GIVEN TASK:
Take every line from the listing below that includes "title" and copy it.

RECORD EXCERPTS:
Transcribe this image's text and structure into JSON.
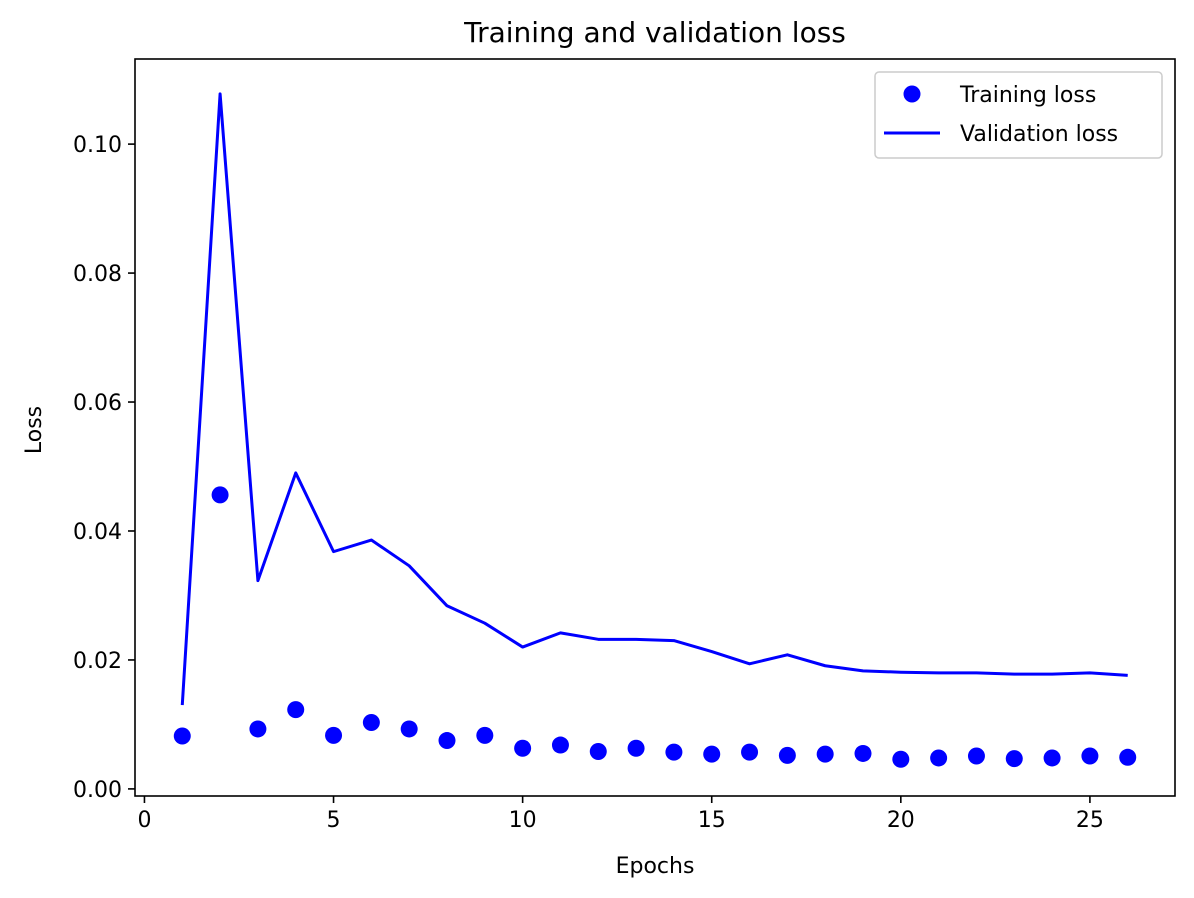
{
  "chart_data": {
    "type": "line",
    "title": "Training and validation loss",
    "xlabel": "Epochs",
    "ylabel": "Loss",
    "xlim": [
      -0.25,
      27.25
    ],
    "ylim": [
      -0.0011,
      0.1132
    ],
    "xticks": [
      0,
      5,
      10,
      15,
      20,
      25
    ],
    "xtick_labels": [
      "0",
      "5",
      "10",
      "15",
      "20",
      "25"
    ],
    "yticks": [
      0.0,
      0.02,
      0.04,
      0.06,
      0.08,
      0.1
    ],
    "ytick_labels": [
      "0.00",
      "0.02",
      "0.04",
      "0.06",
      "0.08",
      "0.10"
    ],
    "grid": false,
    "legend_position": "upper right",
    "x": [
      1,
      2,
      3,
      4,
      5,
      6,
      7,
      8,
      9,
      10,
      11,
      12,
      13,
      14,
      15,
      16,
      17,
      18,
      19,
      20,
      21,
      22,
      23,
      24,
      25,
      26
    ],
    "series": [
      {
        "name": "Training loss",
        "style": "markers",
        "color": "#0000ff",
        "values": [
          0.0082,
          0.0456,
          0.0093,
          0.0123,
          0.0083,
          0.0103,
          0.0093,
          0.0075,
          0.0083,
          0.0063,
          0.0068,
          0.0058,
          0.0063,
          0.0057,
          0.0054,
          0.0057,
          0.0052,
          0.0054,
          0.0055,
          0.0046,
          0.0048,
          0.0051,
          0.0047,
          0.0048,
          0.0051,
          0.0049
        ]
      },
      {
        "name": "Validation loss",
        "style": "line",
        "color": "#0000ff",
        "values": [
          0.013,
          0.1078,
          0.0323,
          0.049,
          0.0368,
          0.0386,
          0.0346,
          0.0284,
          0.0257,
          0.022,
          0.0242,
          0.0232,
          0.0232,
          0.023,
          0.0213,
          0.0194,
          0.0208,
          0.0191,
          0.0183,
          0.0181,
          0.018,
          0.018,
          0.0178,
          0.0178,
          0.018,
          0.0176
        ]
      }
    ]
  }
}
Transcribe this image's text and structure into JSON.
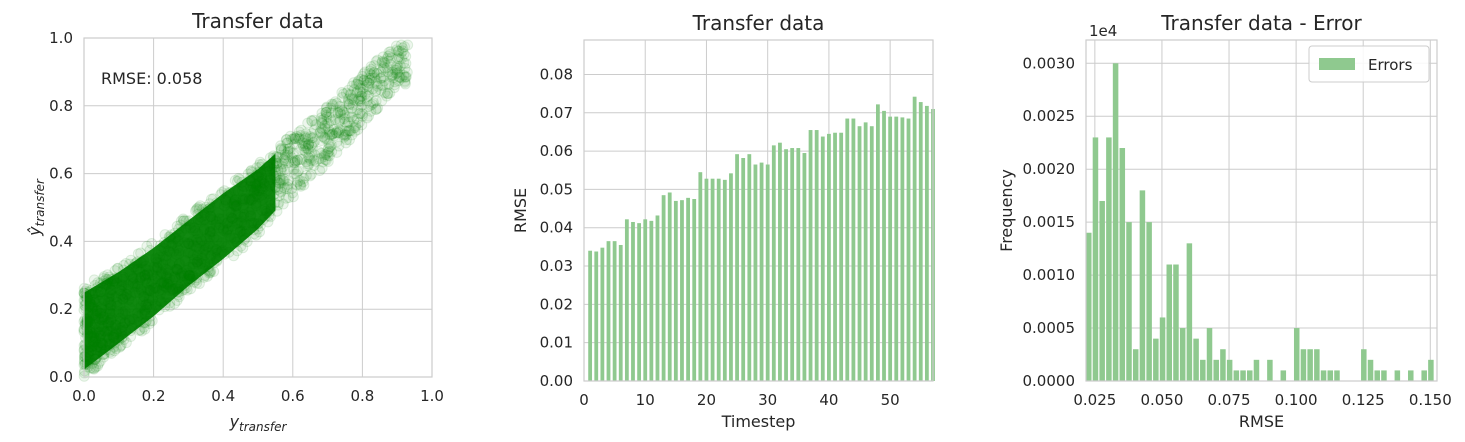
{
  "chart_data": [
    {
      "type": "scatter",
      "title": "Transfer data",
      "xlabel": "y",
      "xlabel_sub": "transfer",
      "ylabel": "ŷ",
      "ylabel_sub": "transfer",
      "xlim": [
        0,
        1
      ],
      "ylim": [
        0,
        1
      ],
      "xticks": [
        "0.0",
        "0.2",
        "0.4",
        "0.6",
        "0.8",
        "1.0"
      ],
      "yticks": [
        "0.0",
        "0.2",
        "0.4",
        "0.6",
        "0.8",
        "1.0"
      ],
      "annotation": "RMSE: 0.058",
      "color": "#008000",
      "point_alpha": 0.07,
      "grid": true,
      "density_band": [
        {
          "x": 0.0,
          "y_low": 0.0,
          "y_high": 0.27
        },
        {
          "x": 0.1,
          "y_low": 0.08,
          "y_high": 0.33
        },
        {
          "x": 0.2,
          "y_low": 0.16,
          "y_high": 0.4
        },
        {
          "x": 0.3,
          "y_low": 0.25,
          "y_high": 0.48
        },
        {
          "x": 0.4,
          "y_low": 0.33,
          "y_high": 0.56
        },
        {
          "x": 0.5,
          "y_low": 0.42,
          "y_high": 0.63
        },
        {
          "x": 0.6,
          "y_low": 0.53,
          "y_high": 0.72
        },
        {
          "x": 0.7,
          "y_low": 0.63,
          "y_high": 0.8
        },
        {
          "x": 0.8,
          "y_low": 0.74,
          "y_high": 0.9
        },
        {
          "x": 0.9,
          "y_low": 0.86,
          "y_high": 0.98
        }
      ]
    },
    {
      "type": "bar",
      "title": "Transfer data",
      "xlabel": "Timestep",
      "ylabel": "RMSE",
      "xlim": [
        0,
        57
      ],
      "ylim": [
        0,
        0.089
      ],
      "xticks": [
        0,
        10,
        20,
        30,
        40,
        50
      ],
      "yticks": [
        "0.00",
        "0.01",
        "0.02",
        "0.03",
        "0.04",
        "0.05",
        "0.06",
        "0.07",
        "0.08"
      ],
      "color": "#8fc98f",
      "grid": true,
      "x": [
        1,
        2,
        3,
        4,
        5,
        6,
        7,
        8,
        9,
        10,
        11,
        12,
        13,
        14,
        15,
        16,
        17,
        18,
        19,
        20,
        21,
        22,
        23,
        24,
        25,
        26,
        27,
        28,
        29,
        30,
        31,
        32,
        33,
        34,
        35,
        36,
        37,
        38,
        39,
        40,
        41,
        42,
        43,
        44,
        45,
        46,
        47,
        48,
        49,
        50,
        51,
        52,
        53,
        54,
        55,
        56,
        57
      ],
      "values": [
        0.034,
        0.0338,
        0.0348,
        0.0365,
        0.0365,
        0.0355,
        0.0422,
        0.0415,
        0.0412,
        0.0422,
        0.0418,
        0.0432,
        0.0485,
        0.0492,
        0.047,
        0.0472,
        0.0478,
        0.0475,
        0.0545,
        0.0528,
        0.0528,
        0.0528,
        0.0525,
        0.0542,
        0.0592,
        0.0582,
        0.0592,
        0.0565,
        0.057,
        0.0565,
        0.0615,
        0.0622,
        0.0605,
        0.0608,
        0.0608,
        0.0595,
        0.0655,
        0.0655,
        0.0638,
        0.0645,
        0.0648,
        0.0648,
        0.0685,
        0.0685,
        0.0665,
        0.0675,
        0.0665,
        0.0722,
        0.0705,
        0.069,
        0.069,
        0.0688,
        0.0685,
        0.0742,
        0.0728,
        0.0718,
        0.071
      ]
    },
    {
      "type": "bar",
      "title": "Transfer data - Error",
      "xlabel": "RMSE",
      "ylabel": "Frequency",
      "offset_text": "1e4",
      "xlim": [
        0.0217,
        0.1525
      ],
      "ylim": [
        0,
        0.00322
      ],
      "xticks": [
        "0.025",
        "0.050",
        "0.075",
        "0.100",
        "0.125",
        "0.150"
      ],
      "yticks": [
        "0.0000",
        "0.0005",
        "0.0010",
        "0.0015",
        "0.0020",
        "0.0025",
        "0.0030"
      ],
      "legend": [
        {
          "name": "Errors"
        }
      ],
      "legend_position": "upper right",
      "color": "#8fc98f",
      "grid": true,
      "bin_width": 0.0025,
      "bin_starts": [
        0.0217,
        0.0242,
        0.0267,
        0.0292,
        0.0317,
        0.0342,
        0.0367,
        0.0392,
        0.0417,
        0.0442,
        0.0467,
        0.0492,
        0.0517,
        0.0542,
        0.0567,
        0.0592,
        0.0617,
        0.0642,
        0.0667,
        0.0692,
        0.0717,
        0.0742,
        0.0767,
        0.0792,
        0.0817,
        0.0842,
        0.0867,
        0.0892,
        0.0917,
        0.0942,
        0.0967,
        0.0992,
        0.1017,
        0.1042,
        0.1067,
        0.1092,
        0.1117,
        0.1142,
        0.1167,
        0.1192,
        0.1217,
        0.1242,
        0.1267,
        0.1292,
        0.1317,
        0.1342,
        0.1367,
        0.1392,
        0.1417,
        0.1442,
        0.1467,
        0.1492
      ],
      "values": [
        0.0014,
        0.0023,
        0.0017,
        0.0023,
        0.003,
        0.0022,
        0.0015,
        0.0003,
        0.0018,
        0.0015,
        0.0004,
        0.0006,
        0.0011,
        0.0011,
        0.0005,
        0.0013,
        0.0004,
        0.0002,
        0.0005,
        0.0002,
        0.0003,
        0.0002,
        0.0001,
        0.0001,
        0.0001,
        0.0002,
        0.0,
        0.0002,
        0.0,
        0.0001,
        0.0,
        0.0005,
        0.0003,
        0.0003,
        0.0003,
        0.0001,
        0.0001,
        0.0001,
        0.0,
        0.0,
        0.0,
        0.0003,
        0.0002,
        0.0001,
        0.0001,
        0.0,
        0.0001,
        0.0,
        0.0001,
        0.0,
        0.0001,
        0.0002
      ]
    }
  ]
}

WRITTEN ANSWER:
    "title": "Training and validation loss",
      "title": "Transfer data",
      "title": "Transfer data",
      "title": "Transfer data - Error",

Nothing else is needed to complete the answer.